<<<<

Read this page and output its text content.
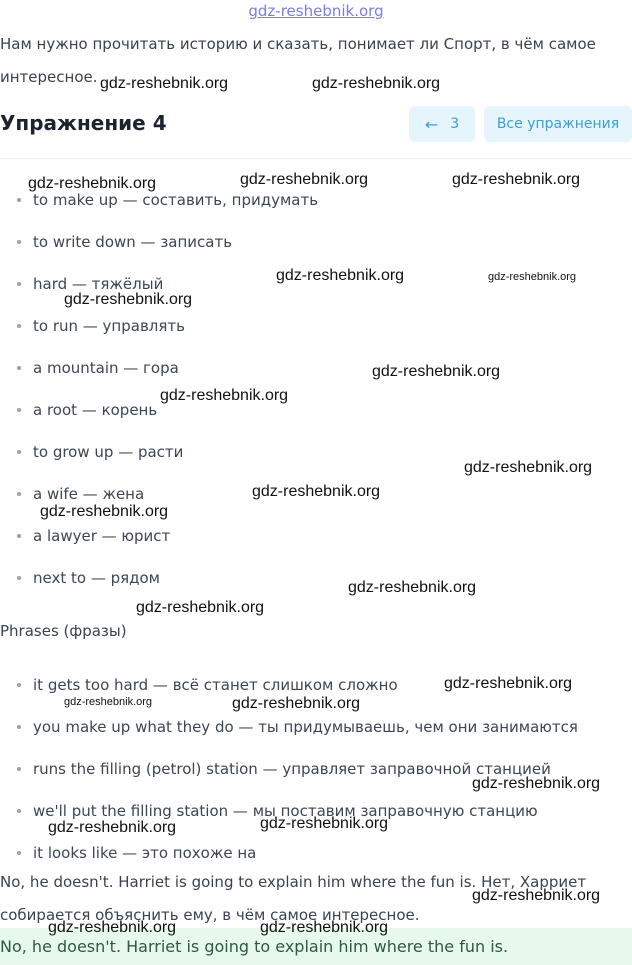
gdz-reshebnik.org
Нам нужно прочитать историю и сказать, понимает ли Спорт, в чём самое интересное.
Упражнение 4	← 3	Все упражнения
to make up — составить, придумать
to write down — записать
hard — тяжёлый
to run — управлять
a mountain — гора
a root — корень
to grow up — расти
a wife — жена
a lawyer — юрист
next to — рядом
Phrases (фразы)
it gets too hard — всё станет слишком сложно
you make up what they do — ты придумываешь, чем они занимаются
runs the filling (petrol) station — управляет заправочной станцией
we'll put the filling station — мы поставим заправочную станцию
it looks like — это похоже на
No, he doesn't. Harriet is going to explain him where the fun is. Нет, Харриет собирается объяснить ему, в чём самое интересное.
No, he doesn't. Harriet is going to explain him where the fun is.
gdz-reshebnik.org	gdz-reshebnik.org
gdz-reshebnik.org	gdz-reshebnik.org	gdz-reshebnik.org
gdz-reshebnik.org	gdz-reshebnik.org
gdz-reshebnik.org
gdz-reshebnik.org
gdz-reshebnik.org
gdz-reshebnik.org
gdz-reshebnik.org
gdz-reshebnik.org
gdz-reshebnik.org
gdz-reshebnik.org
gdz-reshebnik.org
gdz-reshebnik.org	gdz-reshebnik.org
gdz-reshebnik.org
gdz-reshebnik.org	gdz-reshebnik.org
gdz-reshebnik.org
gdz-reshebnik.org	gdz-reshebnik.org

>>>>

Problem description:
Repeat the material above word for word, please, apart from its images.

Answer to the exercise:
Read this page and output its text content.
gdz-reshebnik.org
Нам нужно прочитать историю и сказать, понимает ли Спорт, в чём самое интересное.
Упражнение 4	← 3	Все упражнения
to make up — составить, придумать
to write down — записать
hard — тяжёлый
to run — управлять
a mountain — гора
a root — корень
to grow up — расти
a wife — жена
a lawyer — юрист
next to — рядом
Phrases (фразы)
it gets too hard — всё станет слишком сложно
you make up what they do — ты придумываешь, чем они занимаются
runs the filling (petrol) station — управляет заправочной станцией
we'll put the filling station — мы поставим заправочную станцию
it looks like — это похоже на
No, he doesn't. Harriet is going to explain him where the fun is. Нет, Харриет собирается объяснить ему, в чём самое интересное.
No, he doesn't. Harriet is going to explain him where the fun is.
gdz-reshebnik.org	gdz-reshebnik.org
gdz-reshebnik.org	gdz-reshebnik.org	gdz-reshebnik.org
gdz-reshebnik.org	gdz-reshebnik.org
gdz-reshebnik.org
gdz-reshebnik.org
gdz-reshebnik.org
gdz-reshebnik.org
gdz-reshebnik.org
gdz-reshebnik.org
gdz-reshebnik.org
gdz-reshebnik.org
gdz-reshebnik.org
gdz-reshebnik.org	gdz-reshebnik.org
gdz-reshebnik.org
gdz-reshebnik.org	gdz-reshebnik.org
gdz-reshebnik.org
gdz-reshebnik.org	gdz-reshebnik.org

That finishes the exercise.